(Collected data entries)
::::::::::

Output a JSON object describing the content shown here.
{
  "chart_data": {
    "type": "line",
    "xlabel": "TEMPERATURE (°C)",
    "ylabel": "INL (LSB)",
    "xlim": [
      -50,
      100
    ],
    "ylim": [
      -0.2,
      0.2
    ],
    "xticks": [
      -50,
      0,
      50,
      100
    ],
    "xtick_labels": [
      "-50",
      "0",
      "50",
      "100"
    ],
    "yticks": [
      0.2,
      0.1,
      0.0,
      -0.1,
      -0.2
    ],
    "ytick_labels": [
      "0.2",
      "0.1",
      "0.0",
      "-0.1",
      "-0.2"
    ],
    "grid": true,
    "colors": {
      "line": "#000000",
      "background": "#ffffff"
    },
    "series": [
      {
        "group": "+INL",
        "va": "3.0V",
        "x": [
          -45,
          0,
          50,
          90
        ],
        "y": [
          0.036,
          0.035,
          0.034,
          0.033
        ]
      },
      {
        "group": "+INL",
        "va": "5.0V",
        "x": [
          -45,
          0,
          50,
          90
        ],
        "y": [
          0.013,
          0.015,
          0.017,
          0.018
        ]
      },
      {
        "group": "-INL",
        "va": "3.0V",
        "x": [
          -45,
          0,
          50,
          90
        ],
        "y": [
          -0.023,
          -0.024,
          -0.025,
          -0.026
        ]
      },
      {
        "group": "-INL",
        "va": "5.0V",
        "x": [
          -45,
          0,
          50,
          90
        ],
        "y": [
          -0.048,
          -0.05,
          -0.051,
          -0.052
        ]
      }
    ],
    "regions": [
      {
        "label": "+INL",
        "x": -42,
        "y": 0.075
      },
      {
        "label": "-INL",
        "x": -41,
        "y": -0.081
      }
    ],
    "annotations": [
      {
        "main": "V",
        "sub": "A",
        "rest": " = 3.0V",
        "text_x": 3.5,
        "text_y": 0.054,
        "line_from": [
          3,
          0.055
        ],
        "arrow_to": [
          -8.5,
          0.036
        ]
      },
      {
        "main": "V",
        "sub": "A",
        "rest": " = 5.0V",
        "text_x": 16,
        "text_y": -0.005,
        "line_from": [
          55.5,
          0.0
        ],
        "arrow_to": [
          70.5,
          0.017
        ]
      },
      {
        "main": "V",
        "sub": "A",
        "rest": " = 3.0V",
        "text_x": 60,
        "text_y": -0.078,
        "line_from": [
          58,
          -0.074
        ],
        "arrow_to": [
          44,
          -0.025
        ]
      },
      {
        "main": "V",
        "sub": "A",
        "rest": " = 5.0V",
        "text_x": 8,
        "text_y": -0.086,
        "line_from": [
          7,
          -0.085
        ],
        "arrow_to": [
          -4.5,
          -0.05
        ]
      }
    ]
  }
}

::::::::::

▶ _Written exercise_
Copy every line of the records word for word.

▶ _Reply_
Output a JSON object describing the content shown here.
{
  "chart_data": {
    "type": "line",
    "xlabel": "TEMPERATURE (°C)",
    "ylabel": "INL (LSB)",
    "xlim": [
      -50,
      100
    ],
    "ylim": [
      -0.2,
      0.2
    ],
    "xticks": [
      -50,
      0,
      50,
      100
    ],
    "xtick_labels": [
      "-50",
      "0",
      "50",
      "100"
    ],
    "yticks": [
      0.2,
      0.1,
      0.0,
      -0.1,
      -0.2
    ],
    "ytick_labels": [
      "0.2",
      "0.1",
      "0.0",
      "-0.1",
      "-0.2"
    ],
    "grid": true,
    "colors": {
      "line": "#000000",
      "background": "#ffffff"
    },
    "series": [
      {
        "group": "+INL",
        "va": "3.0V",
        "x": [
          -45,
          0,
          50,
          90
        ],
        "y": [
          0.036,
          0.035,
          0.034,
          0.033
        ]
      },
      {
        "group": "+INL",
        "va": "5.0V",
        "x": [
          -45,
          0,
          50,
          90
        ],
        "y": [
          0.013,
          0.015,
          0.017,
          0.018
        ]
      },
      {
        "group": "-INL",
        "va": "3.0V",
        "x": [
          -45,
          0,
          50,
          90
        ],
        "y": [
          -0.023,
          -0.024,
          -0.025,
          -0.026
        ]
      },
      {
        "group": "-INL",
        "va": "5.0V",
        "x": [
          -45,
          0,
          50,
          90
        ],
        "y": [
          -0.048,
          -0.05,
          -0.051,
          -0.052
        ]
      }
    ],
    "regions": [
      {
        "label": "+INL",
        "x": -42,
        "y": 0.075
      },
      {
        "label": "-INL",
        "x": -41,
        "y": -0.081
      }
    ],
    "annotations": [
      {
        "main": "V",
        "sub": "A",
        "rest": " = 3.0V",
        "text_x": 3.5,
        "text_y": 0.054,
        "line_from": [
          3,
          0.055
        ],
        "arrow_to": [
          -8.5,
          0.036
        ]
      },
      {
        "main": "V",
        "sub": "A",
        "rest": " = 5.0V",
        "text_x": 16,
        "text_y": -0.005,
        "line_from": [
          55.5,
          0.0
        ],
        "arrow_to": [
          70.5,
          0.017
        ]
      },
      {
        "main": "V",
        "sub": "A",
        "rest": " = 3.0V",
        "text_x": 60,
        "text_y": -0.078,
        "line_from": [
          58,
          -0.074
        ],
        "arrow_to": [
          44,
          -0.025
        ]
      },
      {
        "main": "V",
        "sub": "A",
        "rest": " = 5.0V",
        "text_x": 8,
        "text_y": -0.086,
        "line_from": [
          7,
          -0.085
        ],
        "arrow_to": [
          -4.5,
          -0.05
        ]
      }
    ]
  }
}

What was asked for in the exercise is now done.